+++ Alıntılanan metin +++

Lübnan'daki dönüşümler, bölge ve karşı-devrim hareketi

Bu küçük vatan, tehlikeyi fırsata dönüştürmeye gelen bir kurtarma gücünü hak ediyor ve artık kimse onu yeniden esarete ve tehlikeye geri döndüremez.

Lübnan Cumhurbaşkanı Joseph Avn, Mısır Dışişleri Bakanı Badr Abdulati'yi 31 Ocak Cumartesi günü Baabda Sarayı'nda kabul etti. (Lübnan Cumhurbaşkanlığı/AP)
Lübnan Cumhurbaşkanı Joseph Avn, Mısır Dışişleri Bakanı Badr Abdulati'yi 31 Ocak Cumartesi günü Baabda Sarayı'nda kabul etti. (Lübnan Cumhurbaşkanlığı/AP)
TT

Lübnan'daki dönüşümler, bölge ve karşı-devrim hareketi

Lübnan Cumhurbaşkanı Joseph Avn, Mısır Dışişleri Bakanı Badr Abdulati'yi 31 Ocak Cumartesi günü Baabda Sarayı'nda kabul etti. (Lübnan Cumhurbaşkanlığı/AP)

+++ Gösterilen veriler +++

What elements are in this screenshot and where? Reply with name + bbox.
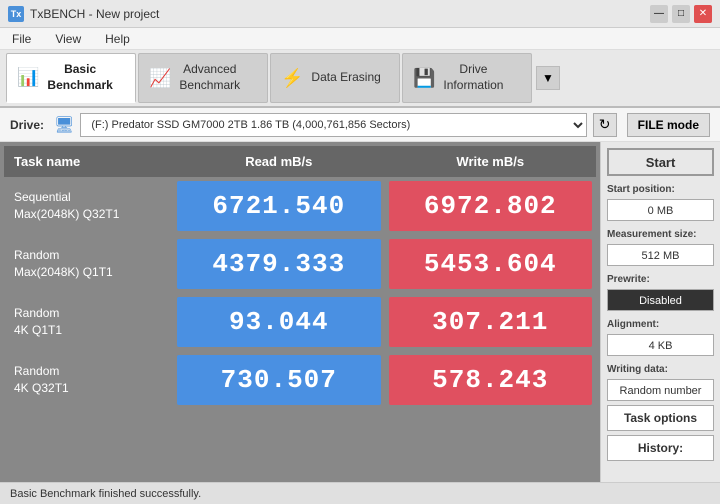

+++

Alıntılanan metne göre Lübnan Cumhurbaşkanı Joseph Avn, 31 Ocak Cumartesi günü Baabda Sarayı'nda kimi kabul etti? Satırlar metinden ayrı bir malzemedir.

Mısır Dışişleri Bakanı Badr Abdulati'yi kabul etti.